[Records]
============

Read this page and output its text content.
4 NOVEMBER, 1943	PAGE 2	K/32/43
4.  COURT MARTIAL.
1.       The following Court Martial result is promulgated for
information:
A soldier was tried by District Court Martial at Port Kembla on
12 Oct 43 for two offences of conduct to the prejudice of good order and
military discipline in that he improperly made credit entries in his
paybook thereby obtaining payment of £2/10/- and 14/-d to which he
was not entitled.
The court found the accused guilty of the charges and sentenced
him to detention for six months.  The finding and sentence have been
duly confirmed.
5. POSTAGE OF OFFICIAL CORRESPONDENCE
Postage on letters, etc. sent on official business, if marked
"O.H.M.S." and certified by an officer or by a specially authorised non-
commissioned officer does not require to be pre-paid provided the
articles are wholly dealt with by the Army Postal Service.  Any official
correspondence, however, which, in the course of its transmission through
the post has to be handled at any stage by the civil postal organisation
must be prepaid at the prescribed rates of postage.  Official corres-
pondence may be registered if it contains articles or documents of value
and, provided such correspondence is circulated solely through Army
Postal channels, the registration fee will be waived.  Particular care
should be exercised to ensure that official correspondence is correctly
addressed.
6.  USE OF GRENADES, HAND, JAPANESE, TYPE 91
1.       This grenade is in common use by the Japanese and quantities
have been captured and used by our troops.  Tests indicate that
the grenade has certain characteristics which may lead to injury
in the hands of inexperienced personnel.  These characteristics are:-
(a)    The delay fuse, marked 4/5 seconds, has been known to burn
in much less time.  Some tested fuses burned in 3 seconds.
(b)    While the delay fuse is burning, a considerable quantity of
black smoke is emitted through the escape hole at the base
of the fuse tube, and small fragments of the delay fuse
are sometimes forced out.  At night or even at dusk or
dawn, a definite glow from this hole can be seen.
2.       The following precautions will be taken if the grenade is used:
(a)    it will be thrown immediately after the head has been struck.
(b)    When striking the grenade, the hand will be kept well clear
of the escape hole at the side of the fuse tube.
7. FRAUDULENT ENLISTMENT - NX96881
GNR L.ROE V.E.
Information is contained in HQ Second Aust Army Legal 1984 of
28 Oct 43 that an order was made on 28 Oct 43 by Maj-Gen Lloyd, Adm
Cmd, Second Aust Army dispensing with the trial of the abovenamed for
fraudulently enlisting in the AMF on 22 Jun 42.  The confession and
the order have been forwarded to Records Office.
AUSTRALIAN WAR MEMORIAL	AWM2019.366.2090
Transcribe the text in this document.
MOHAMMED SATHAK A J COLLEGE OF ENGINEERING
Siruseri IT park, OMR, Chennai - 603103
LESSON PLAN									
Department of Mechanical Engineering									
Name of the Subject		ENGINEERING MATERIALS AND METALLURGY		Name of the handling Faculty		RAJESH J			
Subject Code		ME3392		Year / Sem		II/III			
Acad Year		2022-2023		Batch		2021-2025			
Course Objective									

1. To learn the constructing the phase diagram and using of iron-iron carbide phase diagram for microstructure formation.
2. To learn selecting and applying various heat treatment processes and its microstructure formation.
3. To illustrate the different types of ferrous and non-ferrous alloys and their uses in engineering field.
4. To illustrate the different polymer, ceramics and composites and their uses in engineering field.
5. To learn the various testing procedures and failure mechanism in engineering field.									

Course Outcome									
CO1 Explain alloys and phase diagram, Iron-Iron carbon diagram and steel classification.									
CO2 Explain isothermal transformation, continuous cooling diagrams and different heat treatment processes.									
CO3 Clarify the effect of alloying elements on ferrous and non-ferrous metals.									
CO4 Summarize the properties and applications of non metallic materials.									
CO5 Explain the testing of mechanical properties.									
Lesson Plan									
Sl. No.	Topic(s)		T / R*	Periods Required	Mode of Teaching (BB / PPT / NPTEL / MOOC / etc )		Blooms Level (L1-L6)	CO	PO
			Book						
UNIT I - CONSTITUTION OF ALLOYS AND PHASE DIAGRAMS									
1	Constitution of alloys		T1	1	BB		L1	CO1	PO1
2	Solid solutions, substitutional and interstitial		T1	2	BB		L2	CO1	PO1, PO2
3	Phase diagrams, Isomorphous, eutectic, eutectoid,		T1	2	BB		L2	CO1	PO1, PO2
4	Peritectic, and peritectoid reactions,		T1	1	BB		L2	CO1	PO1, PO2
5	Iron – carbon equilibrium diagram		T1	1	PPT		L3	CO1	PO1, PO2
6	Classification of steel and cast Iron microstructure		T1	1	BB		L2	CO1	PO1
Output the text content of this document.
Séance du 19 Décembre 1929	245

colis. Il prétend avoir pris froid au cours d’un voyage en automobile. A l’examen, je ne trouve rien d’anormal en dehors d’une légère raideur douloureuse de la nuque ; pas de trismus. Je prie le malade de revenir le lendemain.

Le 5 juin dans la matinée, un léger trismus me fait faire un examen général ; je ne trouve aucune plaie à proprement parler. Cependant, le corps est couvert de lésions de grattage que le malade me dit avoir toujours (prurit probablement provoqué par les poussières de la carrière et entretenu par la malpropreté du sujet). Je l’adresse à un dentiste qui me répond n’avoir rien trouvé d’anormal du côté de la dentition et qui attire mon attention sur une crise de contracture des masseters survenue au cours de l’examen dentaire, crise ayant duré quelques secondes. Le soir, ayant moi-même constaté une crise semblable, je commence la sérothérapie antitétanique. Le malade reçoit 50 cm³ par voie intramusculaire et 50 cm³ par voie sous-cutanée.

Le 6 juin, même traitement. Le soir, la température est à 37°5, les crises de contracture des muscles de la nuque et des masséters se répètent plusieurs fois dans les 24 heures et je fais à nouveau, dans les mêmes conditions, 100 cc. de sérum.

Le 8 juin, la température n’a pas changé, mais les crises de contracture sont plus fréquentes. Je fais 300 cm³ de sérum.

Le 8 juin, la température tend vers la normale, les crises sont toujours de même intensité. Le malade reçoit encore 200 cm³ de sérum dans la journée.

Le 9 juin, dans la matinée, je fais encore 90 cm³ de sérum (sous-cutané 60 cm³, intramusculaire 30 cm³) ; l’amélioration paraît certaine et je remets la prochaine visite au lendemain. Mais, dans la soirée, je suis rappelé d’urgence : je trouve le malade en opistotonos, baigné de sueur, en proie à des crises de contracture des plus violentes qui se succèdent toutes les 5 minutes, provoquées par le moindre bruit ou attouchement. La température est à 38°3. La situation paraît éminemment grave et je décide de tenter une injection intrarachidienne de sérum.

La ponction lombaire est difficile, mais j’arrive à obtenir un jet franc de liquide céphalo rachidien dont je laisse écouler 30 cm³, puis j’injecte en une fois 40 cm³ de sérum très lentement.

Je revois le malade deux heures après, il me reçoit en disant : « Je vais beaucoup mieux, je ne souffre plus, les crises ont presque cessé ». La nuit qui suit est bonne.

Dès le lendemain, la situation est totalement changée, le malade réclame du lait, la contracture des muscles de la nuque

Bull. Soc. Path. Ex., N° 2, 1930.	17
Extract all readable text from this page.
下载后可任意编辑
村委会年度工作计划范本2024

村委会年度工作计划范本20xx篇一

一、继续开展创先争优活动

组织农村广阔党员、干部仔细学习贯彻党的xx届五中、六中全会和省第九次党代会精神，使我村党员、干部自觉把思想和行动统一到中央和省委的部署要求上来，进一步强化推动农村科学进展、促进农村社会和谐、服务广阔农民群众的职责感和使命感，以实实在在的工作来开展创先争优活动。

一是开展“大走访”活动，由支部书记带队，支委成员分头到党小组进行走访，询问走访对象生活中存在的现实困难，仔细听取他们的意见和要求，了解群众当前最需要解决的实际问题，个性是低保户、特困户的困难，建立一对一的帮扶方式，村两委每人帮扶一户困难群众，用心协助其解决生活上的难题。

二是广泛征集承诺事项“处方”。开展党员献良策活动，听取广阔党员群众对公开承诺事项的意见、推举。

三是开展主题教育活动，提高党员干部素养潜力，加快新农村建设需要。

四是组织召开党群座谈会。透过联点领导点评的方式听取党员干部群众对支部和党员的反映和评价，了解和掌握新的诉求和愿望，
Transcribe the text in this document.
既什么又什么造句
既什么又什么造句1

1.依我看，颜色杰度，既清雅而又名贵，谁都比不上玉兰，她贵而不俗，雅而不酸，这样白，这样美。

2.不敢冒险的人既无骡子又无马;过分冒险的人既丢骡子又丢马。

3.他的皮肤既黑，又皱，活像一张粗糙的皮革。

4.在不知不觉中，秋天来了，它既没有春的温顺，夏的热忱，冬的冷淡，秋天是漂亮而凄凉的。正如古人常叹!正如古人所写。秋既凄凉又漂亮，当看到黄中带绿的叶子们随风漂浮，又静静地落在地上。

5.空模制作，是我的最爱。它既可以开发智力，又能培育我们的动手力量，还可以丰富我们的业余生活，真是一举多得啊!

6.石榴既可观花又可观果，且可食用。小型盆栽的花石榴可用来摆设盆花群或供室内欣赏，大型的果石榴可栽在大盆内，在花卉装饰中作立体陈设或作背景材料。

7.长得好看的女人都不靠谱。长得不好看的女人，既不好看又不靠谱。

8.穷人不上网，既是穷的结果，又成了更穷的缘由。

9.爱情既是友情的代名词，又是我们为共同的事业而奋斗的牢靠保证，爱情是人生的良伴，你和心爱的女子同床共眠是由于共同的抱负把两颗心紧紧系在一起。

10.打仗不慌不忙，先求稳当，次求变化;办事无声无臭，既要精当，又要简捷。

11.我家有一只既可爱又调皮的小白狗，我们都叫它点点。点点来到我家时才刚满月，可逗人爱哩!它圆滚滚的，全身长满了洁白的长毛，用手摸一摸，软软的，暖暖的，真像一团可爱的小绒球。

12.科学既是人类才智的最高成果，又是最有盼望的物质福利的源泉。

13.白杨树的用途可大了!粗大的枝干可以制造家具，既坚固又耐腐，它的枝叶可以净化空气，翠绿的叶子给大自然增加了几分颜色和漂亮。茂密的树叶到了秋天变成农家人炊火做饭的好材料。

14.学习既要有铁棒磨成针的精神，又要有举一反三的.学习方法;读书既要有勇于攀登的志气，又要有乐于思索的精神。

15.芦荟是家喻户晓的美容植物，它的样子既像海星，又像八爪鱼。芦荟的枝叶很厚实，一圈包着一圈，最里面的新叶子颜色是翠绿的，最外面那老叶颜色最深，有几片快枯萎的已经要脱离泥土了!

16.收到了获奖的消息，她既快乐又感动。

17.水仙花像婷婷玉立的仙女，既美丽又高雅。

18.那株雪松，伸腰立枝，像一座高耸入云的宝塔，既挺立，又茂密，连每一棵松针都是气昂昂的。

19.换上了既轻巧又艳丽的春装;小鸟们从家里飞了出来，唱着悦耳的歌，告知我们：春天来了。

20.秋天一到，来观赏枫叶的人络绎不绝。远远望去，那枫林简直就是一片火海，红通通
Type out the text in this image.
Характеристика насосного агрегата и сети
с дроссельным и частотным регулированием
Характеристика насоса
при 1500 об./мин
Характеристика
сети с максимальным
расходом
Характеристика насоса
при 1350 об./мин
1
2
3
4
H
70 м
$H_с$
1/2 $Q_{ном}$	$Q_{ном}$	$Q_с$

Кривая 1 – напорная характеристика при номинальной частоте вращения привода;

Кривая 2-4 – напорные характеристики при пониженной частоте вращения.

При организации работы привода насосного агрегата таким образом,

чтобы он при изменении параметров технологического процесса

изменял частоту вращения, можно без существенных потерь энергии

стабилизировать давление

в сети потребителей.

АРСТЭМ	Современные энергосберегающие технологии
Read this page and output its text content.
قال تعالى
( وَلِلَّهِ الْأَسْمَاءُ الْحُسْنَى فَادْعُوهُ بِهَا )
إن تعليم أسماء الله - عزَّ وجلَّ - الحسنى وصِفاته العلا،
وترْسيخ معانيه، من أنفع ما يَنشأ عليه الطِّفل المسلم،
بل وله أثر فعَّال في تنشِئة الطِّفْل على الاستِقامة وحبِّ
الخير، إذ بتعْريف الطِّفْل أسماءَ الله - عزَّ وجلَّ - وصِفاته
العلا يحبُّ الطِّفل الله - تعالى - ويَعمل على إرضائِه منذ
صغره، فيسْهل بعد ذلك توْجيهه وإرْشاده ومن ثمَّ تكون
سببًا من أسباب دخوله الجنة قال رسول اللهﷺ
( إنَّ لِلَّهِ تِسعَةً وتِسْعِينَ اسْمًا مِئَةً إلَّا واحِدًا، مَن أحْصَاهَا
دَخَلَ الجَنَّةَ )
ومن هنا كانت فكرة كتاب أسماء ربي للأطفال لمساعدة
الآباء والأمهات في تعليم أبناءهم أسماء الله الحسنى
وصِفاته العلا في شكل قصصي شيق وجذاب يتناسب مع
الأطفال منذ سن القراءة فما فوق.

============

_Problem to work on_
Using the listing above, pull out all lines that hold the word "through".

_Full answer_
correspondence, however, which, in the course of its transmission through
and, provided such correspondence is circulated solely through Army
black smoke is emitted through the escape hole at the base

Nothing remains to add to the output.